— Begin Information supplied —
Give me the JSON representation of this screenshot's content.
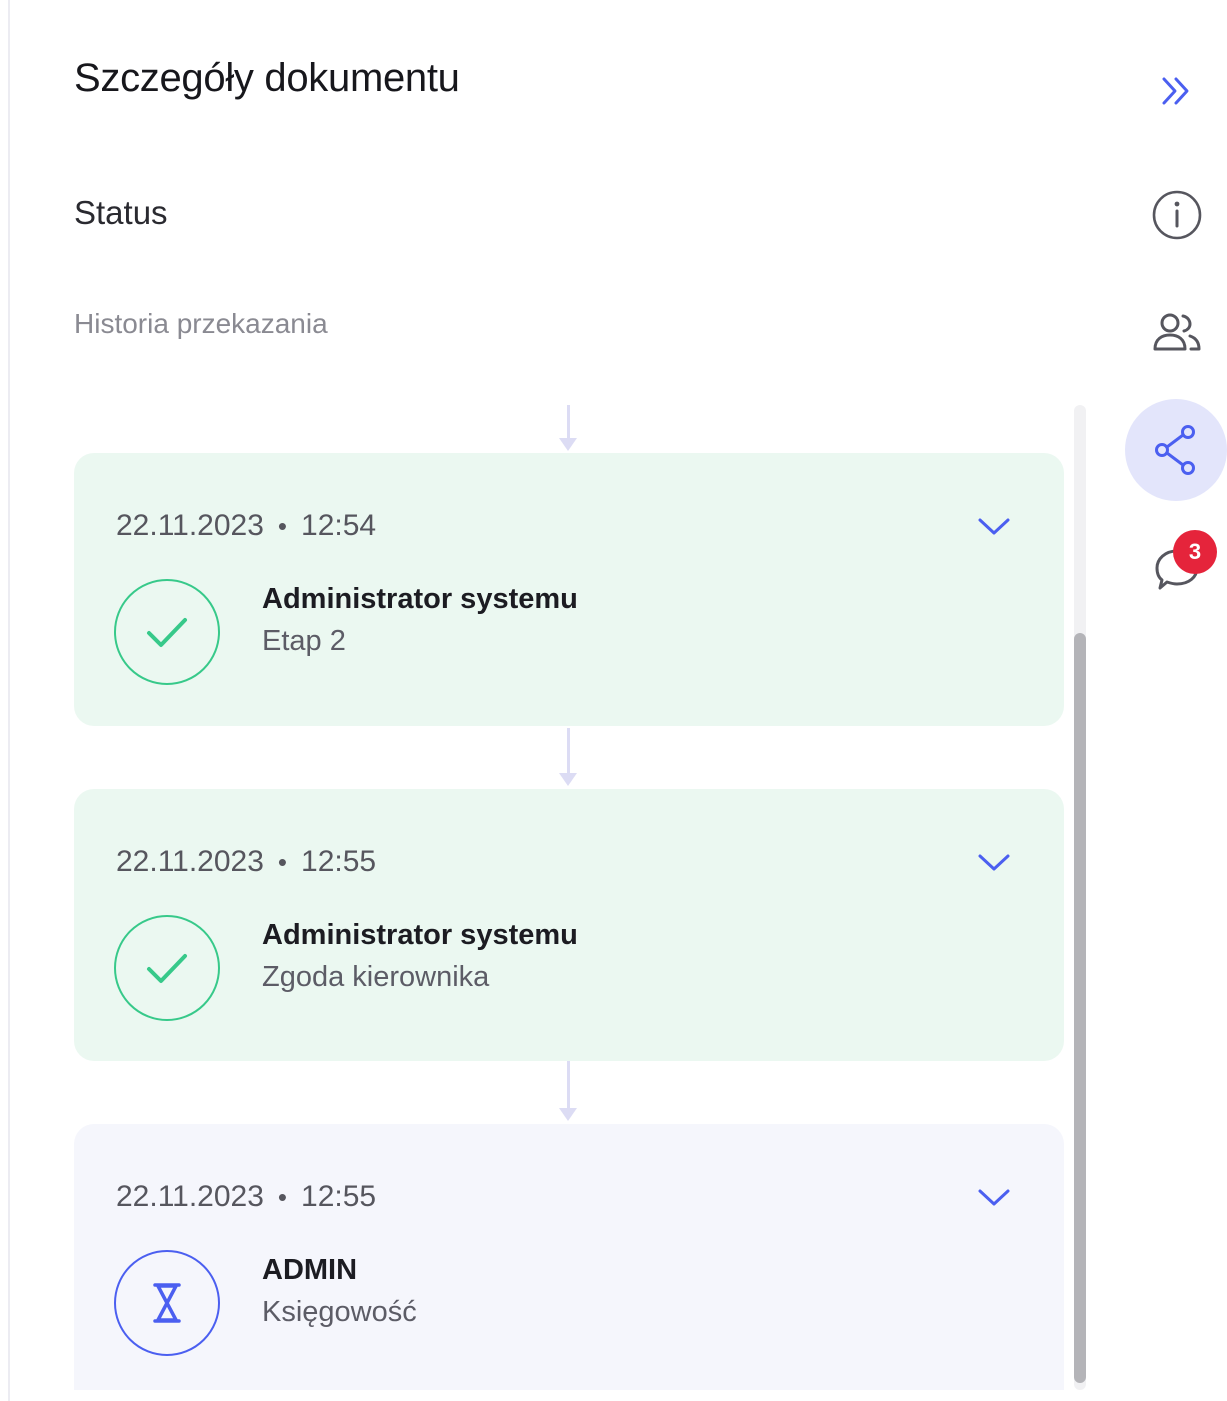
{
  "panel": {
    "title": "Szczegóły dokumentu",
    "status_label": "Status",
    "history_label": "Historia przekazania"
  },
  "history": [
    {
      "date": "22.11.2023",
      "separator": "•",
      "time": "12:54",
      "user": "Administrator systemu",
      "step": "Etap 2",
      "state": "completed",
      "state_icon": "check-icon"
    },
    {
      "date": "22.11.2023",
      "separator": "•",
      "time": "12:55",
      "user": "Administrator systemu",
      "step": "Zgoda kierownika",
      "state": "completed",
      "state_icon": "check-icon"
    },
    {
      "date": "22.11.2023",
      "separator": "•",
      "time": "12:55",
      "user": "ADMIN",
      "step": "Księgowość",
      "state": "pending",
      "state_icon": "hourglass-icon"
    }
  ],
  "rail": {
    "items": [
      {
        "icon": "double-chevron-right-icon",
        "active": false
      },
      {
        "icon": "info-icon",
        "active": false
      },
      {
        "icon": "users-icon",
        "active": false
      },
      {
        "icon": "share-icon",
        "active": true
      },
      {
        "icon": "comment-icon",
        "active": false,
        "badge": "3"
      }
    ]
  },
  "colors": {
    "accent": "#4b5ff0",
    "completed": "#37c98a",
    "completed_bg": "#ebf8f1",
    "pending_bg": "#f5f6fc",
    "badge": "#e5243b"
  }
}
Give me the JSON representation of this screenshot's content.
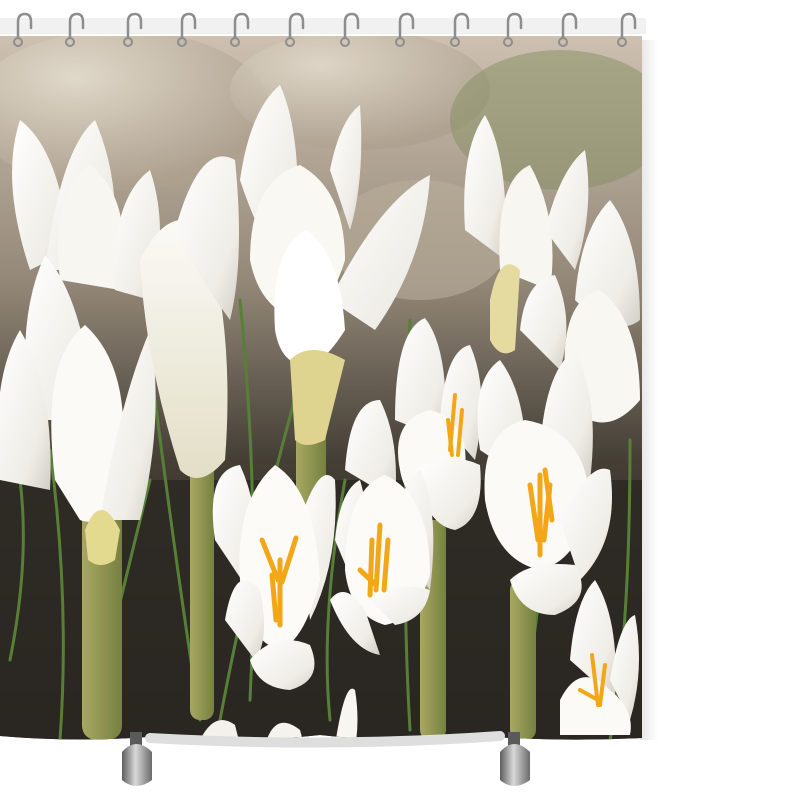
{
  "image": {
    "subject": "shower-curtain-product-photo",
    "print": "white-crocus-flowers",
    "colors": {
      "background": "#ffffff",
      "rod": "#e9e9e9",
      "hook_metal": "#8d8d8d",
      "petal": "#f4f3ee",
      "petal_shadow": "#cfcdc2",
      "stamen": "#f2a20c",
      "stem": "#7e8b3f",
      "leaf": "#4f7a2c",
      "ground_dark": "#1d1a15",
      "rock": "#bdb2a1"
    }
  }
}
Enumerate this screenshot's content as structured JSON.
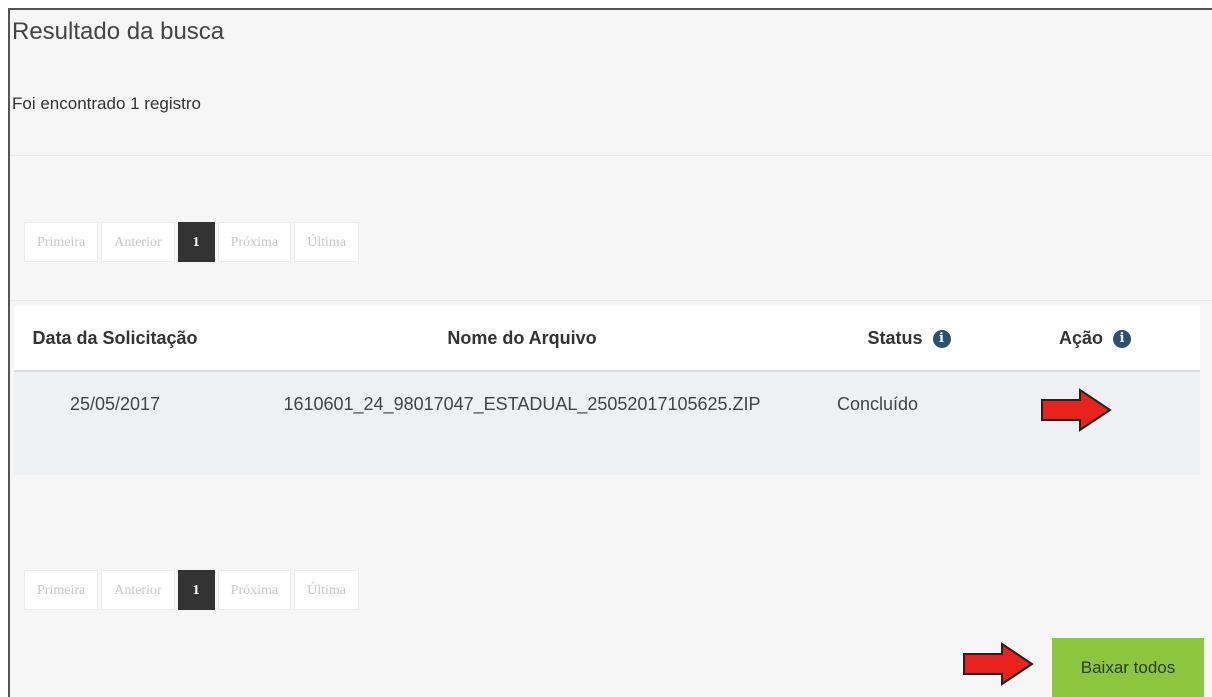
{
  "header": {
    "title": "Resultado da busca",
    "count_text": "Foi encontrado 1 registro"
  },
  "pagination": {
    "first": "Primeira",
    "prev": "Anterior",
    "current": "1",
    "next": "Próxima",
    "last": "Última"
  },
  "table": {
    "headers": {
      "date": "Data da Solicitação",
      "file": "Nome do Arquivo",
      "status": "Status",
      "action": "Ação"
    },
    "info_icon_glyph": "i",
    "rows": [
      {
        "date": "25/05/2017",
        "file": "1610601_24_98017047_ESTADUAL_25052017105625.ZIP",
        "status": "Concluído",
        "action_icon": "file-icon"
      }
    ]
  },
  "actions": {
    "download_all": "Baixar todos"
  },
  "colors": {
    "button_green": "#8cc63f",
    "active_page": "#333333",
    "arrow_red": "#e8221c",
    "icon_blue": "#2a4d75"
  }
}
— End Information supplied —
_Your goal_.
Repeat each record exactly, with the pictures left out.

_Solution for this task_.
Give me the JSON representation of this screenshot's content.
{
  "panel": {
    "title": "Szczegóły dokumentu",
    "status_label": "Status",
    "history_label": "Historia przekazania"
  },
  "history": [
    {
      "date": "22.11.2023",
      "separator": "•",
      "time": "12:54",
      "user": "Administrator systemu",
      "step": "Etap 2",
      "state": "completed",
      "state_icon": "check-icon"
    },
    {
      "date": "22.11.2023",
      "separator": "•",
      "time": "12:55",
      "user": "Administrator systemu",
      "step": "Zgoda kierownika",
      "state": "completed",
      "state_icon": "check-icon"
    },
    {
      "date": "22.11.2023",
      "separator": "•",
      "time": "12:55",
      "user": "ADMIN",
      "step": "Księgowość",
      "state": "pending",
      "state_icon": "hourglass-icon"
    }
  ],
  "rail": {
    "items": [
      {
        "icon": "double-chevron-right-icon",
        "active": false
      },
      {
        "icon": "info-icon",
        "active": false
      },
      {
        "icon": "users-icon",
        "active": false
      },
      {
        "icon": "share-icon",
        "active": true
      },
      {
        "icon": "comment-icon",
        "active": false,
        "badge": "3"
      }
    ]
  },
  "colors": {
    "accent": "#4b5ff0",
    "completed": "#37c98a",
    "completed_bg": "#ebf8f1",
    "pending_bg": "#f5f6fc",
    "badge": "#e5243b"
  }
}
Give me the JSON representation of this screenshot's content.
{
  "image": {
    "subject": "shower-curtain-product-photo",
    "print": "white-crocus-flowers",
    "colors": {
      "background": "#ffffff",
      "rod": "#e9e9e9",
      "hook_metal": "#8d8d8d",
      "petal": "#f4f3ee",
      "petal_shadow": "#cfcdc2",
      "stamen": "#f2a20c",
      "stem": "#7e8b3f",
      "leaf": "#4f7a2c",
      "ground_dark": "#1d1a15",
      "rock": "#bdb2a1"
    }
  }
}
Enumerate this screenshot's content as structured JSON.
{
  "header": {
    "title": "Resultado da busca",
    "count_text": "Foi encontrado 1 registro"
  },
  "pagination": {
    "first": "Primeira",
    "prev": "Anterior",
    "current": "1",
    "next": "Próxima",
    "last": "Última"
  },
  "table": {
    "headers": {
      "date": "Data da Solicitação",
      "file": "Nome do Arquivo",
      "status": "Status",
      "action": "Ação"
    },
    "info_icon_glyph": "i",
    "rows": [
      {
        "date": "25/05/2017",
        "file": "1610601_24_98017047_ESTADUAL_25052017105625.ZIP",
        "status": "Concluído",
        "action_icon": "file-icon"
      }
    ]
  },
  "actions": {
    "download_all": "Baixar todos"
  },
  "colors": {
    "button_green": "#8cc63f",
    "active_page": "#333333",
    "arrow_red": "#e8221c",
    "icon_blue": "#2a4d75"
  }
}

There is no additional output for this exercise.